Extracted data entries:
/---

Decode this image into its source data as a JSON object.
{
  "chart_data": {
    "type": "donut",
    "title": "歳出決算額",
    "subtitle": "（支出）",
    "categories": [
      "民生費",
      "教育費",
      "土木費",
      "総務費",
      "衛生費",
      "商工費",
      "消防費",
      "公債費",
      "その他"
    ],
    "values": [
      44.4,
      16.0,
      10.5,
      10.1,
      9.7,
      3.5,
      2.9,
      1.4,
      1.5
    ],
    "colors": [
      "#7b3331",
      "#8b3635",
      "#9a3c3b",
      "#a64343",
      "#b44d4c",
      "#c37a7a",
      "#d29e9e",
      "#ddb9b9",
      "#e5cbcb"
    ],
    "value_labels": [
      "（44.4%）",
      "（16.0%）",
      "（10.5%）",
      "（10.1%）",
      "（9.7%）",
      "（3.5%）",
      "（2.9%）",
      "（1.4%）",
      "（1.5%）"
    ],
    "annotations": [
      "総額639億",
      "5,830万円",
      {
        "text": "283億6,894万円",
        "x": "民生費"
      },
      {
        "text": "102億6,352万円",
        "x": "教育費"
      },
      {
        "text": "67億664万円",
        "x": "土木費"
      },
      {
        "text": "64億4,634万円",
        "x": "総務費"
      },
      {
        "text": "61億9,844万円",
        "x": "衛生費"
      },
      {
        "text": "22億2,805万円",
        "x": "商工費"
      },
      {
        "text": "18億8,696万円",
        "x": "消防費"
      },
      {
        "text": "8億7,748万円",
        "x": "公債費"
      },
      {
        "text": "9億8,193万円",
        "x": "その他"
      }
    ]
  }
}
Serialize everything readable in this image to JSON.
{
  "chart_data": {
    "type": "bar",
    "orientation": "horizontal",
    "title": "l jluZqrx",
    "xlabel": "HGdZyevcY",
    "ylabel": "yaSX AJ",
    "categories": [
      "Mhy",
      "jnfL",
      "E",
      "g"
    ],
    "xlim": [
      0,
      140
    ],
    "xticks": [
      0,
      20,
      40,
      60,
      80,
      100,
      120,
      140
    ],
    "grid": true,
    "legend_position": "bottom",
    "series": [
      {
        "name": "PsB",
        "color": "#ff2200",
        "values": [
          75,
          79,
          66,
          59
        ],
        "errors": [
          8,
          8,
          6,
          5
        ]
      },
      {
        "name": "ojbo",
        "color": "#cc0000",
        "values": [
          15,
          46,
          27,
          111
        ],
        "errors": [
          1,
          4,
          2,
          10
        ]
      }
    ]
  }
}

\---

Exercise objective
Give an exact copy of all the data shown above.

Exercise answer
Decode this image into its source data as a JSON object.
{
  "chart_data": {
    "type": "donut",
    "title": "歳出決算額",
    "subtitle": "（支出）",
    "categories": [
      "民生費",
      "教育費",
      "土木費",
      "総務費",
      "衛生費",
      "商工費",
      "消防費",
      "公債費",
      "その他"
    ],
    "values": [
      44.4,
      16.0,
      10.5,
      10.1,
      9.7,
      3.5,
      2.9,
      1.4,
      1.5
    ],
    "colors": [
      "#7b3331",
      "#8b3635",
      "#9a3c3b",
      "#a64343",
      "#b44d4c",
      "#c37a7a",
      "#d29e9e",
      "#ddb9b9",
      "#e5cbcb"
    ],
    "value_labels": [
      "（44.4%）",
      "（16.0%）",
      "（10.5%）",
      "（10.1%）",
      "（9.7%）",
      "（3.5%）",
      "（2.9%）",
      "（1.4%）",
      "（1.5%）"
    ],
    "annotations": [
      "総額639億",
      "5,830万円",
      {
        "text": "283億6,894万円",
        "x": "民生費"
      },
      {
        "text": "102億6,352万円",
        "x": "教育費"
      },
      {
        "text": "67億664万円",
        "x": "土木費"
      },
      {
        "text": "64億4,634万円",
        "x": "総務費"
      },
      {
        "text": "61億9,844万円",
        "x": "衛生費"
      },
      {
        "text": "22億2,805万円",
        "x": "商工費"
      },
      {
        "text": "18億8,696万円",
        "x": "消防費"
      },
      {
        "text": "8億7,748万円",
        "x": "公債費"
      },
      {
        "text": "9億8,193万円",
        "x": "その他"
      }
    ]
  }
}
Serialize everything readable in this image to JSON.
{
  "chart_data": {
    "type": "bar",
    "orientation": "horizontal",
    "title": "l jluZqrx",
    "xlabel": "HGdZyevcY",
    "ylabel": "yaSX AJ",
    "categories": [
      "Mhy",
      "jnfL",
      "E",
      "g"
    ],
    "xlim": [
      0,
      140
    ],
    "xticks": [
      0,
      20,
      40,
      60,
      80,
      100,
      120,
      140
    ],
    "grid": true,
    "legend_position": "bottom",
    "series": [
      {
        "name": "PsB",
        "color": "#ff2200",
        "values": [
          75,
          79,
          66,
          59
        ],
        "errors": [
          8,
          8,
          6,
          5
        ]
      },
      {
        "name": "ojbo",
        "color": "#cc0000",
        "values": [
          15,
          46,
          27,
          111
        ],
        "errors": [
          1,
          4,
          2,
          10
        ]
      }
    ]
  }
}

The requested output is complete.